#### Task statement
Go through the lines below and copy each one that holds the string "你是我最好的朋友".

#### Raw data
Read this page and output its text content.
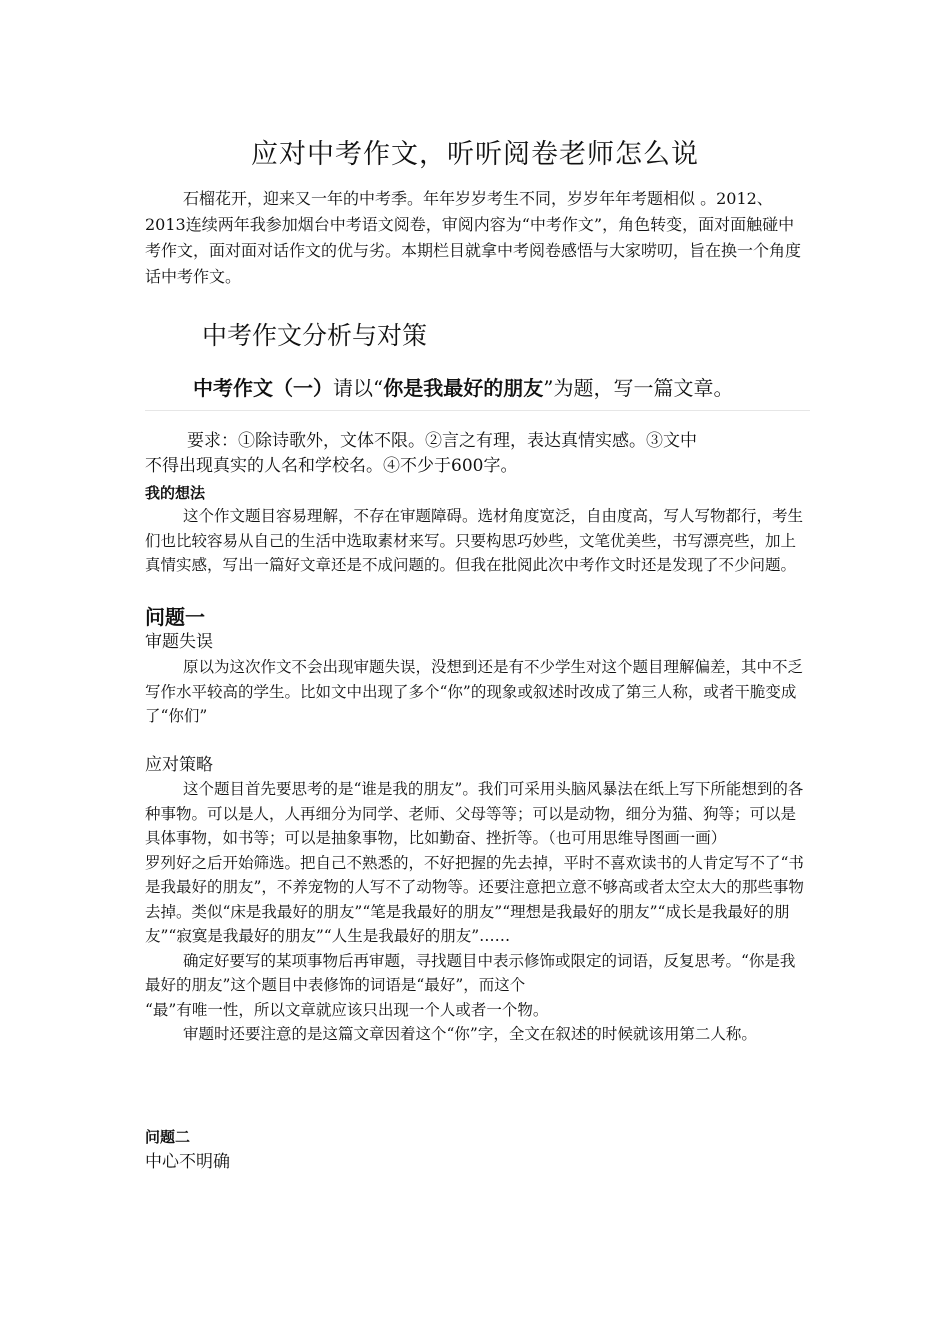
应对中考作文，听听阅卷老师怎么说

石榴花开，迎来又一年的中考季。年年岁岁考生不同，岁岁年年考题相似 。2012、2013连续两年我参加烟台中考语文阅卷，审阅内容为“中考作文”，角色转变，面对面触碰中考作文，面对面对话作文的优与劣。本期栏目就拿中考阅卷感悟与大家唠叨，旨在换一个角度话中考作文。

中考作文分析与对策
中考作文（一）请以“你是我最好的朋友”为题，写一篇文章。

要求：①除诗歌外，文体不限。②言之有理，表达真情实感。③文中

不得出现真实的人名和学校名。④不少于600字。

我的想法

这个作文题目容易理解，不存在审题障碍。选材角度宽泛，自由度高，写人写物都行，考生们也比较容易从自己的生活中选取素材来写。只要构思巧妙些，文笔优美些，书写漂亮些，加上真情实感，写出一篇好文章还是不成问题的。但我在批阅此次中考作文时还是发现了不少问题。

问题一

审题失误

原以为这次作文不会出现审题失误，没想到还是有不少学生对这个题目理解偏差，其中不乏写作水平较高的学生。比如文中出现了多个“你”的现象或叙述时改成了第三人称，或者干脆变成了“你们”

应对策略

这个题目首先要思考的是“谁是我的朋友”。我们可采用头脑风暴法在纸上写下所能想到的各种事物。可以是人，人再细分为同学、老师、父母等等；可以是动物，细分为猫、狗等；可以是具体事物，如书等；可以是抽象事物，比如勤奋、挫折等。（也可用思维导图画一画）

罗列好之后开始筛选。把自己不熟悉的，不好把握的先去掉，平时不喜欢读书的人肯定写不了“书是我最好的朋友”，不养宠物的人写不了动物等。还要注意把立意不够高或者太空太大的那些事物去掉。类似“床是我最好的朋友”“笔是我最好的朋友”“理想是我最好的朋友”“成长是我最好的朋友”“寂寞是我最好的朋友”“人生是我最好的朋友”……

确定好要写的某项事物后再审题，寻找题目中表示修饰或限定的词语，反复思考。“你是我最好的朋友”这个题目中表修饰的词语是“最好”，而这个

“最”有唯一性，所以文章就应该只出现一个人或者一个物。

审题时还要注意的是这篇文章因着这个“你”字，全文在叙述的时候就该用第二人称。

问题二

中心不明确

#### Result of this exercise
中考作文（一）请以“你是我最好的朋友”为题，写一篇文章。
确定好要写的某项事物后再审题，寻找题目中表示修饰或限定的词语，反复思考。“你是我最好的朋友”这个题目中表修饰的词语是“最好”，而这个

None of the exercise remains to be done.